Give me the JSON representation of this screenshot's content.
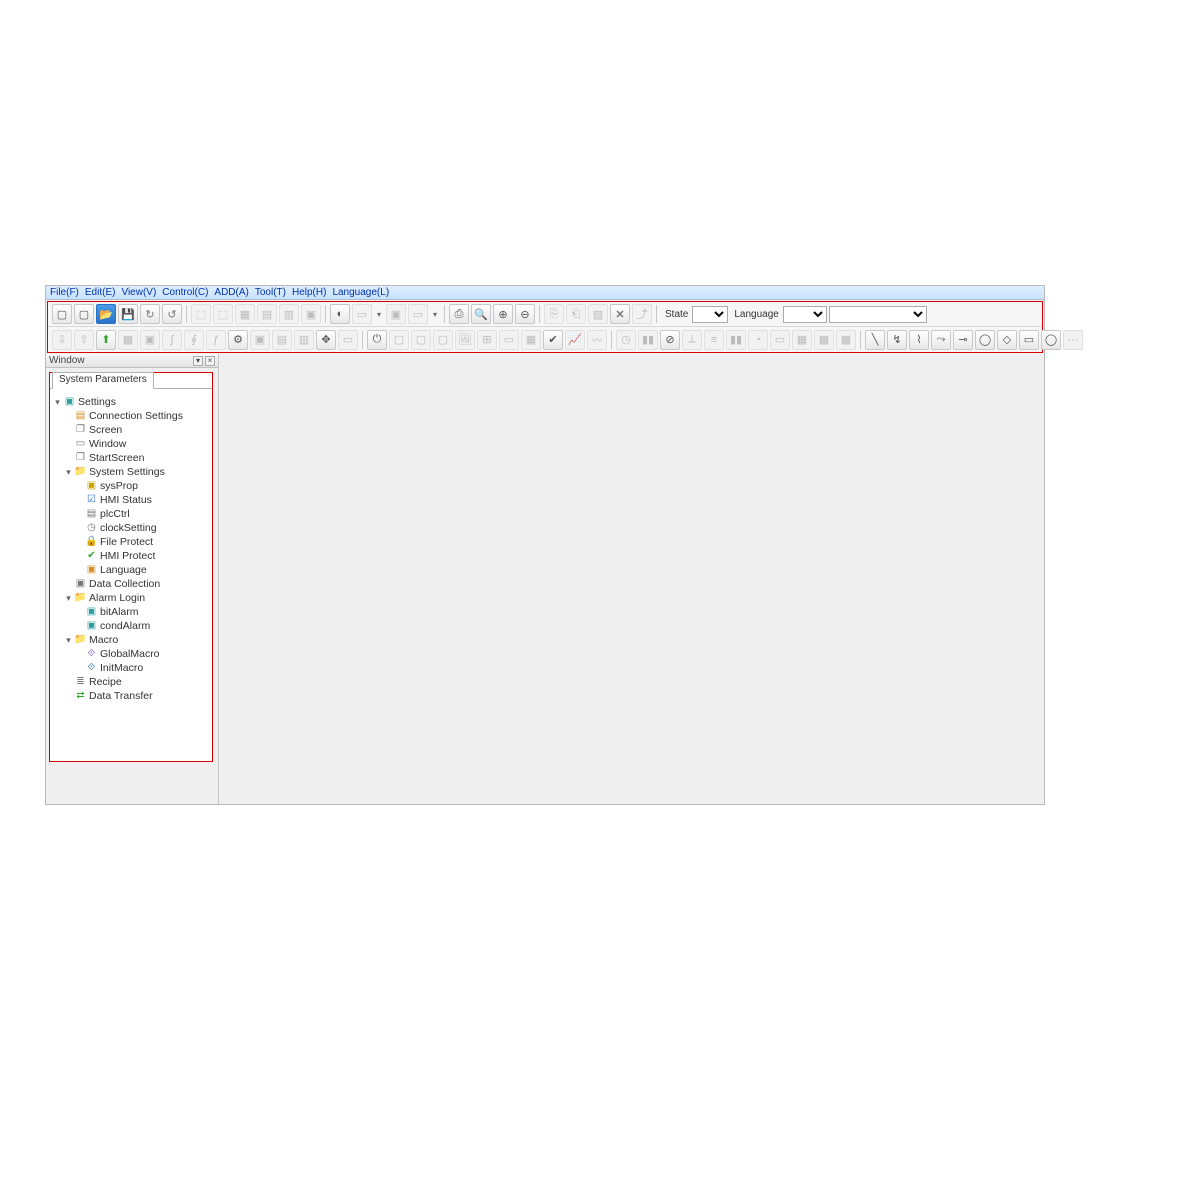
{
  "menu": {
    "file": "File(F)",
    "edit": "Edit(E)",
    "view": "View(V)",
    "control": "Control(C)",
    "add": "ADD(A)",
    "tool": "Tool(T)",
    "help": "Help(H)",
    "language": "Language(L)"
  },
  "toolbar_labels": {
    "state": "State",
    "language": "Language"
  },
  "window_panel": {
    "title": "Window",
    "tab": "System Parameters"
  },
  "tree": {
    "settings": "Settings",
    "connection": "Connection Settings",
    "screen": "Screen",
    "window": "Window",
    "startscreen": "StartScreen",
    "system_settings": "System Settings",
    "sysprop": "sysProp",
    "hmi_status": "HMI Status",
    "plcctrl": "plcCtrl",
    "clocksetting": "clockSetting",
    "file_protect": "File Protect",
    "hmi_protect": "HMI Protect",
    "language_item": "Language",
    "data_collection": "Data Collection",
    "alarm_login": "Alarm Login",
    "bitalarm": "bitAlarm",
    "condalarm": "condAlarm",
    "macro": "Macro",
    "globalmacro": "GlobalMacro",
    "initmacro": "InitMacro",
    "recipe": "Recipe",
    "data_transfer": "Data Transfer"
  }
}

● ● ● ● ● ● ●

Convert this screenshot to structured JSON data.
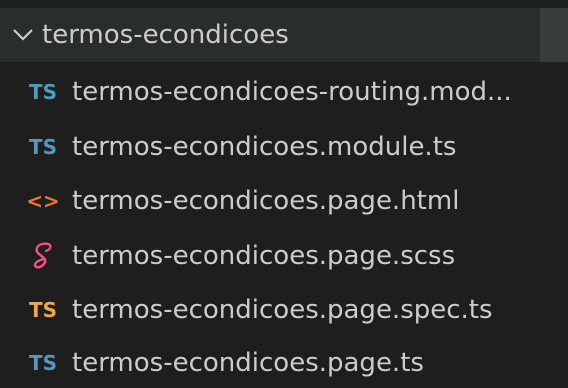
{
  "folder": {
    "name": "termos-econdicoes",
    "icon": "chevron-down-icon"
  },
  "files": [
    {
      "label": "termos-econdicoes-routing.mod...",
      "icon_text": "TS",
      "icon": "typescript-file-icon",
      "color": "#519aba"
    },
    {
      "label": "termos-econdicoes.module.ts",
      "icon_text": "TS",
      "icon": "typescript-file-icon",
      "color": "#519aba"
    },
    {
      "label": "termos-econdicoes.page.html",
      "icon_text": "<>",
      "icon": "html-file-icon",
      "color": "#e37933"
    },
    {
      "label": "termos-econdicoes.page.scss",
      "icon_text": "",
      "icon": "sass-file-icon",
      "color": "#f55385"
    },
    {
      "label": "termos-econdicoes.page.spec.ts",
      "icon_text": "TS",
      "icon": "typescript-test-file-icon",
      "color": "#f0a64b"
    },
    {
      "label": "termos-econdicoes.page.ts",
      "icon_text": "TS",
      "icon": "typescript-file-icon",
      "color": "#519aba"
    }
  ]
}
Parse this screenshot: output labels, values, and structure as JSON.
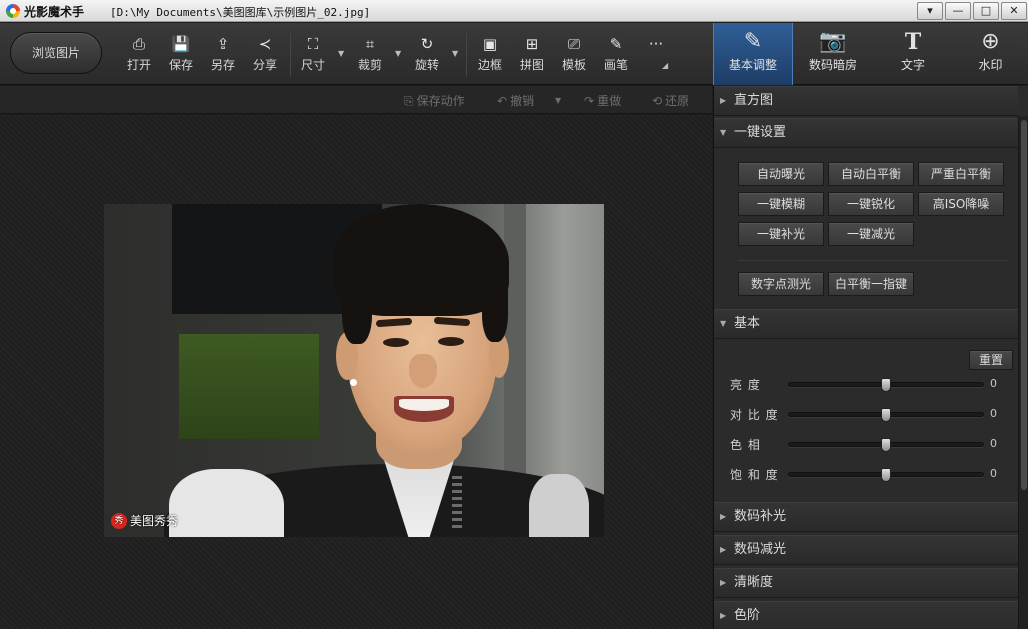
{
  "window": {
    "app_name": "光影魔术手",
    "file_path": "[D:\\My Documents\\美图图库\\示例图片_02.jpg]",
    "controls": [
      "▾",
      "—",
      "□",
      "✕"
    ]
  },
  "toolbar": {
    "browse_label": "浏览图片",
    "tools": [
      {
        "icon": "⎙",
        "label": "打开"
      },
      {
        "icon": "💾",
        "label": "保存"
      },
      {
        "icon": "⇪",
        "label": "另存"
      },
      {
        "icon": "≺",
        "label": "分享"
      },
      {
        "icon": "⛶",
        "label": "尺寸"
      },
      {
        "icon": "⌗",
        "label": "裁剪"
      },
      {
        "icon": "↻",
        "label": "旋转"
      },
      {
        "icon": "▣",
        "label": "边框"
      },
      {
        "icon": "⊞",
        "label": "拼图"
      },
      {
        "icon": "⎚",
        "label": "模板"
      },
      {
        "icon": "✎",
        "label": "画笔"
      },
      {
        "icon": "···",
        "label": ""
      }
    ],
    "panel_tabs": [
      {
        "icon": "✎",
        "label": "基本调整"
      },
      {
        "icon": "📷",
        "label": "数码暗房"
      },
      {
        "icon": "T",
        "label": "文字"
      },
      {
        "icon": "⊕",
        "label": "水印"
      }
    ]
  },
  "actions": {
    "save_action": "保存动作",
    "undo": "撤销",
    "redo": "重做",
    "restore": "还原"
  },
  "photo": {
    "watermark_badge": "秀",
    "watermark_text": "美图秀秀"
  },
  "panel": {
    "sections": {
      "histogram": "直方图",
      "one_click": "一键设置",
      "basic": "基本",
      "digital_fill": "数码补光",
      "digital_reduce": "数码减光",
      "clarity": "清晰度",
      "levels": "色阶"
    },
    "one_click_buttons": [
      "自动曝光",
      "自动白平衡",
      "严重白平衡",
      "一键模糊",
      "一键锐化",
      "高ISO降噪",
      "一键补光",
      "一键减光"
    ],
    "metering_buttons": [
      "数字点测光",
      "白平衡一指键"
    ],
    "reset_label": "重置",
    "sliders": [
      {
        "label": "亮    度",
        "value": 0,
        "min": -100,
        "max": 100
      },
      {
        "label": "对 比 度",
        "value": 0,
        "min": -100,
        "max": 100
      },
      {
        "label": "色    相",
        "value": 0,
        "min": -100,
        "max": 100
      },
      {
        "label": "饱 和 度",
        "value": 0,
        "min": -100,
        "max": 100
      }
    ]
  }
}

● ● ● ● ● ● ●

Copy out every line from the material above in which the word "Language" appears.

    "language": "Language(L)"
    "language": "Language"
    "language_item": "Language",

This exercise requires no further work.